-------- Brano riportato --------

Da quel tentativo quasi innocente, però, il greenwashing è diventato una pratica strutturale dell’economia contemporanea, che rallenta la transizione ecologica e confonde i consumatori nei loro acquisti. Etichette fuorvianti ci fanno sentire a posto con la coscienza, ma là fuori il mondo continua la sua corsa verso il baratro. 

Con i suoi tempi, l’Unione Europea sta per varare una direttiva contro le pratiche di greenwashing. La nuova normativa dovrebbe tutelare i consumatori contro le pratiche di obsolescenza programmata dei prodotti, ma anche regolamentare il “far west” delle etichettature e definizioni fuorvianti sulla tutela dell’ambiente e del clima.

E in Italia? Il punto sul nostro paese lo ha fatto il nuovo Rapporto Greenwashing 2023, presentato oggi a Circonomìa, il Festival dell’economia circolare e della transizione ecologica. Il dossier esamina le misure attive in Italia e nel mondo per contrastare le pubblicità e le aziende che si fregiano del “green” in maniera spregiudicata. Tra le pratiche più comuni legate al Greenwashing possono essere citate: una comunicazione scorretta, reticente ed omissiva, per merito di un linguaggio vago; l’abuso di slogan volutamente “green” con ambientazioni bucoliche; la mistificazione delle performances ambientali. 

Italia senza norme sul greenwashing

Da noi la direttiva europea proposta a marzo andrebbe a colmare un vuoto, perché non esiste una vera e propria norma che regoli e persegua le pratiche scorrette. L’Autorità garante del mercato e della concorrenza ha comminato multe anche ad aziende molto note per pubblicità ingannevole, ma la pratica del greenwashing non è codificata.

In Francia, invece, è stata vietata la pubblicità relativa alla commercializzazione o promozione dei combustibili fossili e c’è l’obbligo di indicare, all’interno degli annunci pubblicitari, l’impatto climatico dei prodotti. Qualcosa di simile esiste anche in Gran Bretagna, dove è in vigore il “Green Claims Code”. Anche qui le aziende devono comunicare le proprie credenziali ecologiche.

“Tutti vogliono presentarsi come sostenibili, ma è importante farlo in maniera corretta – ha spiegato Francesco Ferrante, Vicepresidente del Kyoto Club – Secondo un’indagine di Eurobarometro si contano oltre 200 esempi di brand che fanno greenwashing, creando confusione nel consumatore. La proposta di direttiva sui ‘green claims’ che è stata presentata dalla Commissione europea a marzo ha una valenza di enorme portata, soprattutto in ambito economico”.

--------

## Cosa fare:
A. Riscrivi come elenco puntato il paragrafo del brano sul greenwashing che comincia con «In Francia, invece», conservandone i fatti principali.
B. In quale occasione, secondo il brano sul greenwashing, è stato presentato il Rapporto Greenwashing 2023?

-------- Dati forniti --------

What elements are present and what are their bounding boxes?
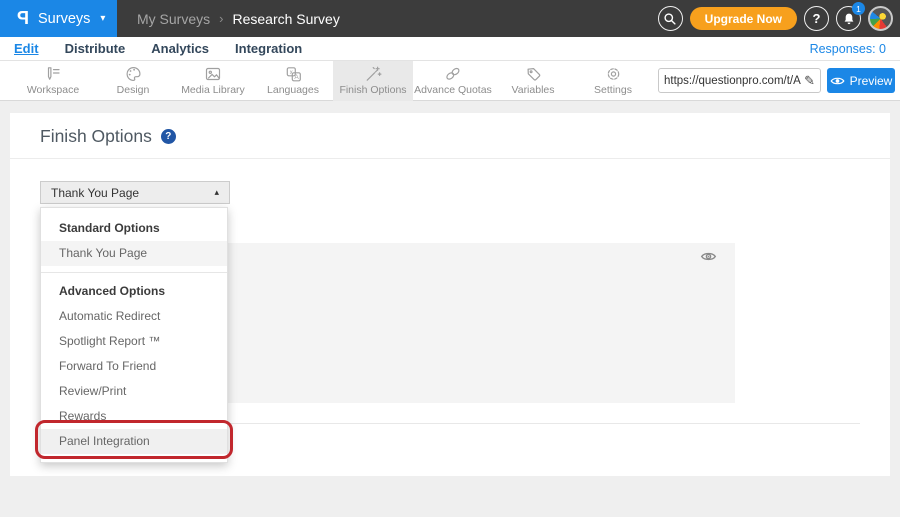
tab-finish-options[interactable]: Finish Options — [333, 61, 413, 101]
menu-header-standard-options: Standard Options — [41, 216, 227, 241]
breadcrumb: My Surveys › Research Survey — [137, 0, 340, 37]
finish-options-card: Finish Options ? Thank You Page ▴ Standa… — [10, 113, 890, 476]
tab-advance-quotas-label: Advance Quotas — [414, 84, 492, 96]
tab-variables-label: Variables — [512, 84, 555, 96]
product-menu-label[interactable]: Surveys — [38, 11, 90, 27]
menu-item-spotlight-report[interactable]: Spotlight Report ™ — [41, 329, 227, 354]
tab-advance-quotas[interactable]: Advance Quotas — [413, 61, 493, 101]
chevron-down-icon: ▾ — [100, 13, 105, 24]
svg-text:A: A — [294, 74, 299, 81]
menu-divider — [41, 272, 227, 273]
page-title: Finish Options — [40, 126, 152, 147]
main-area: Finish Options ? Thank You Page ▴ Standa… — [0, 101, 900, 517]
tab-media-library-label: Media Library — [181, 84, 245, 96]
avatar[interactable] — [868, 6, 893, 31]
finish-options-help-icon[interactable]: ? — [161, 129, 176, 144]
search-button[interactable] — [658, 6, 683, 31]
tag-icon — [525, 66, 542, 82]
preview-button[interactable]: Preview — [827, 68, 895, 93]
notifications-button[interactable]: 1 — [836, 6, 861, 31]
tab-design-label: Design — [117, 84, 150, 96]
media-library-icon — [204, 66, 222, 82]
chain-links-icon — [444, 66, 462, 82]
dropdown-selected-value: Thank You Page — [41, 186, 139, 200]
tab-settings[interactable]: Settings — [573, 61, 653, 101]
menu-item-automatic-redirect[interactable]: Automatic Redirect — [41, 304, 227, 329]
tab-variables[interactable]: Variables — [493, 61, 573, 101]
tab-finish-options-label: Finish Options — [339, 84, 406, 96]
nav-tab-edit[interactable]: Edit — [14, 41, 39, 56]
design-palette-icon — [125, 66, 142, 82]
help-icon: ? — [813, 11, 821, 26]
tab-languages[interactable]: x A Languages — [253, 61, 333, 101]
top-bar: P Surveys ▾ My Surveys › Research Survey… — [0, 0, 900, 37]
gear-icon — [605, 66, 622, 82]
tab-media-library[interactable]: Media Library — [173, 61, 253, 101]
caret-up-icon: ▴ — [214, 187, 229, 198]
nav-tab-analytics[interactable]: Analytics — [151, 41, 209, 56]
questionpro-logo-icon[interactable]: P — [17, 8, 29, 29]
eye-icon — [830, 75, 845, 87]
notification-badge: 1 — [852, 2, 865, 15]
preview-eye-button[interactable] — [700, 250, 717, 268]
bell-icon — [842, 12, 856, 26]
topbar-actions: Upgrade Now ? 1 — [658, 0, 893, 37]
menu-item-thank-you-page[interactable]: Thank You Page — [41, 241, 227, 266]
languages-icon: x A — [285, 66, 302, 82]
menu-item-forward-to-friend[interactable]: Forward To Friend — [41, 354, 227, 379]
menu-header-advanced-options: Advanced Options — [41, 279, 227, 304]
edit-toolbar: Workspace Design Media Library x A Langu… — [0, 61, 900, 101]
breadcrumb-separator: › — [219, 11, 223, 26]
menu-item-rewards[interactable]: Rewards — [41, 404, 227, 429]
breadcrumb-current-survey: Research Survey — [232, 11, 339, 27]
tab-languages-label: Languages — [267, 84, 319, 96]
breadcrumb-my-surveys[interactable]: My Surveys — [137, 11, 210, 27]
finish-option-dropdown-menu: Standard Options Thank You Page Advanced… — [40, 207, 228, 463]
menu-item-review-print[interactable]: Review/Print — [41, 379, 227, 404]
surveys-product-menu[interactable]: P Surveys ▾ — [0, 0, 117, 37]
upgrade-now-button[interactable]: Upgrade Now — [690, 7, 797, 30]
responses-count: Responses: 0 — [810, 42, 886, 56]
survey-url-input[interactable] — [664, 75, 804, 87]
magic-wand-icon — [364, 66, 382, 82]
eye-icon — [700, 250, 717, 263]
help-button[interactable]: ? — [804, 6, 829, 31]
finish-option-dropdown-button[interactable]: Thank You Page ▴ — [40, 181, 230, 204]
preview-label: Preview — [850, 74, 893, 88]
upgrade-now-label: Upgrade Now — [705, 12, 782, 26]
tab-workspace[interactable]: Workspace — [13, 61, 93, 101]
tab-workspace-label: Workspace — [27, 84, 79, 96]
survey-url-box[interactable]: ✎ — [658, 68, 821, 93]
menu-item-panel-integration[interactable]: Panel Integration — [41, 429, 227, 454]
nav-tab-distribute[interactable]: Distribute — [65, 41, 126, 56]
tab-design[interactable]: Design — [93, 61, 173, 101]
workspace-icon — [44, 66, 62, 82]
survey-nav: Edit Distribute Analytics Integration Re… — [0, 37, 900, 61]
card-header: Finish Options ? — [10, 113, 890, 159]
edit-url-pencil-icon[interactable]: ✎ — [804, 74, 815, 87]
tab-settings-label: Settings — [594, 84, 632, 96]
nav-tab-integration[interactable]: Integration — [235, 41, 302, 56]
search-icon — [663, 12, 677, 26]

--------

## Risultati finali:
A.
- Francia: è vietata la pubblicità relativa alla commercializzazione o promozione dei combustibili fossili.
- Francia: negli annunci pubblicitari va indicato l'impatto climatico dei prodotti.
- Gran Bretagna: è in vigore il "Green Claims Code", che obbliga le aziende a comunicare le proprie credenziali ecologiche.

B. A Circonomìa, il Festival dell'economia circolare e della transizione ecologica.